Dataset entries
** start **
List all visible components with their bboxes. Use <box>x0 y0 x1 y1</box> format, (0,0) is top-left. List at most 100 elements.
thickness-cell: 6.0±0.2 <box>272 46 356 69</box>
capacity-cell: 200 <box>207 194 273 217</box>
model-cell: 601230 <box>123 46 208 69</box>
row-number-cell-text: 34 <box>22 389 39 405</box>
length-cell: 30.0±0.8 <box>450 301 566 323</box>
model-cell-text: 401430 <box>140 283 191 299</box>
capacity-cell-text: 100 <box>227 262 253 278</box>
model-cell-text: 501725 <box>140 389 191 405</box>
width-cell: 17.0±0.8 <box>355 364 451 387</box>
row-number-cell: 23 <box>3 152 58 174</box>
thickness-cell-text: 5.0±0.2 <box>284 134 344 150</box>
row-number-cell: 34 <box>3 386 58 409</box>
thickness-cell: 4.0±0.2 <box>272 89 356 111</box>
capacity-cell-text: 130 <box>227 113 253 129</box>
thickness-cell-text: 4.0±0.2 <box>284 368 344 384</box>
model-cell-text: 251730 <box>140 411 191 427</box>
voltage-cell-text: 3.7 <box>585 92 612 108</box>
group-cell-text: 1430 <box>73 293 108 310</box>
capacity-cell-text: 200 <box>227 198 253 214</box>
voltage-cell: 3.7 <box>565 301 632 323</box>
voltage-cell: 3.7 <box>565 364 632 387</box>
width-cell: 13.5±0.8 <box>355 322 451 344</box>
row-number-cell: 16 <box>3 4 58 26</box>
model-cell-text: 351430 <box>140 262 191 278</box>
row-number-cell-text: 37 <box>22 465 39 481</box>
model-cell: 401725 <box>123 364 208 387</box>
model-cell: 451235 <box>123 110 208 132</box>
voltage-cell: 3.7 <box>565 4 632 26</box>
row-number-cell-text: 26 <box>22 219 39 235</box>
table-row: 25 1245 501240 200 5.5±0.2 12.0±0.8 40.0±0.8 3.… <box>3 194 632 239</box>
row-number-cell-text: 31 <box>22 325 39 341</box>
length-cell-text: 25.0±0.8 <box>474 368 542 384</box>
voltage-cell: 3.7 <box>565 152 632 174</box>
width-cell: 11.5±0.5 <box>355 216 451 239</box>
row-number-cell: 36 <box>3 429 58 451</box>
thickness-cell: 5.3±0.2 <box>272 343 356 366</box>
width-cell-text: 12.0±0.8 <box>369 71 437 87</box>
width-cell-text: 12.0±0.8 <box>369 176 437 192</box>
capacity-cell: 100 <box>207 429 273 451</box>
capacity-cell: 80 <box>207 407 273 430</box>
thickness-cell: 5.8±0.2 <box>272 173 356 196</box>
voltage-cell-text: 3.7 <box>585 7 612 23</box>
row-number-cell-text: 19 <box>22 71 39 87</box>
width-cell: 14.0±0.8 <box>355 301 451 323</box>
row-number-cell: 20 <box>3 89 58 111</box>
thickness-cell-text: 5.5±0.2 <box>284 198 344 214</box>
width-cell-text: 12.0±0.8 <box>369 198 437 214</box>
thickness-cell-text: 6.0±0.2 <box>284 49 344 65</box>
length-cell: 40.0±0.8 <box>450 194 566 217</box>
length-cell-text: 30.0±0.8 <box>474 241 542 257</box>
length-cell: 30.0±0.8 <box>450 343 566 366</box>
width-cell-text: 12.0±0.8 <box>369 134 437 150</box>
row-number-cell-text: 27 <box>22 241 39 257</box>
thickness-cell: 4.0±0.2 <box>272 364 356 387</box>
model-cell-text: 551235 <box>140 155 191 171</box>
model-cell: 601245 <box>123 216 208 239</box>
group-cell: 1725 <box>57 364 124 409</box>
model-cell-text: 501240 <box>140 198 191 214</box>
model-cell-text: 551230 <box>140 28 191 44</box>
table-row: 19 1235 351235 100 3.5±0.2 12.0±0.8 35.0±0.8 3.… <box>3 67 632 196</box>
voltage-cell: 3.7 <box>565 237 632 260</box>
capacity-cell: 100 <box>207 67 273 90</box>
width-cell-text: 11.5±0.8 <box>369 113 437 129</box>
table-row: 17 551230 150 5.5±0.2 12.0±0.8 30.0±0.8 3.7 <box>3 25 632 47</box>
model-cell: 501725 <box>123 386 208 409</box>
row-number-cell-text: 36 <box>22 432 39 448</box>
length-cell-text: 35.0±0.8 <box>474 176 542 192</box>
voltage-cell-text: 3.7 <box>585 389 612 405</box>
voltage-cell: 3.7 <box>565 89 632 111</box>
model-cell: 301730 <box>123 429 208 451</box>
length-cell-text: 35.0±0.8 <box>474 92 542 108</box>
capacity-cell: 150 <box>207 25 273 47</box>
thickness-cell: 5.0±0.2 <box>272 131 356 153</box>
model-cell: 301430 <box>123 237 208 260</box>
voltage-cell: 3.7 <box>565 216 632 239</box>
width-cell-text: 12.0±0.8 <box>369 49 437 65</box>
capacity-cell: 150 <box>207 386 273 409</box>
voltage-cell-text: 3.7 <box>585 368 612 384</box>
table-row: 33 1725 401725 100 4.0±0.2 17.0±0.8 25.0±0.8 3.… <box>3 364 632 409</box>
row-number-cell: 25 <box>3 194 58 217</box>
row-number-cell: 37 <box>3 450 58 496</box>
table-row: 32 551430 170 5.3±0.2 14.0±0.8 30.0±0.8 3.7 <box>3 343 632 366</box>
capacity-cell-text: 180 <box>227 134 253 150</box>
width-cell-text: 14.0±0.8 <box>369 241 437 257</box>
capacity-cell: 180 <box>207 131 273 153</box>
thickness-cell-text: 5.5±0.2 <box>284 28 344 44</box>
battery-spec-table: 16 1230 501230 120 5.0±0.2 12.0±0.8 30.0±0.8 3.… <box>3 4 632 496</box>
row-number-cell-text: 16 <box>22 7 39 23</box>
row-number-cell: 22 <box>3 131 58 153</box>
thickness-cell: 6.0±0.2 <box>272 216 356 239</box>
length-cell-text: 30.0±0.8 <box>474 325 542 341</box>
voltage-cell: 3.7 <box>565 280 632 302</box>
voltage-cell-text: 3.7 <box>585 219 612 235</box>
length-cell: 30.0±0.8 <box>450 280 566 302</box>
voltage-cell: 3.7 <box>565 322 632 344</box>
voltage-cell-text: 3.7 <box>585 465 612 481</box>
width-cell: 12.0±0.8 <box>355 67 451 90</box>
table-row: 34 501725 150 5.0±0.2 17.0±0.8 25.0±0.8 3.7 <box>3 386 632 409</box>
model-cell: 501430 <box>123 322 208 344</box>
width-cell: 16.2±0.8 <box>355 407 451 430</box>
** end **
**WORK REQUIRED**
Repeat the material word for word from its first line through the line containing "capacity-cell-text: 100 <box>227", including both of those lines.

**SOLUTION TO THIS PROBLEM**
List all visible components with their bboxes. Use <box>x0 y0 x1 y1</box> format, (0,0) is top-left. List at most 100 elements.
thickness-cell: 6.0±0.2 <box>272 46 356 69</box>
capacity-cell: 200 <box>207 194 273 217</box>
model-cell: 601230 <box>123 46 208 69</box>
row-number-cell-text: 34 <box>22 389 39 405</box>
length-cell: 30.0±0.8 <box>450 301 566 323</box>
model-cell-text: 401430 <box>140 283 191 299</box>
capacity-cell-text: 100 <box>227 262 253 278</box>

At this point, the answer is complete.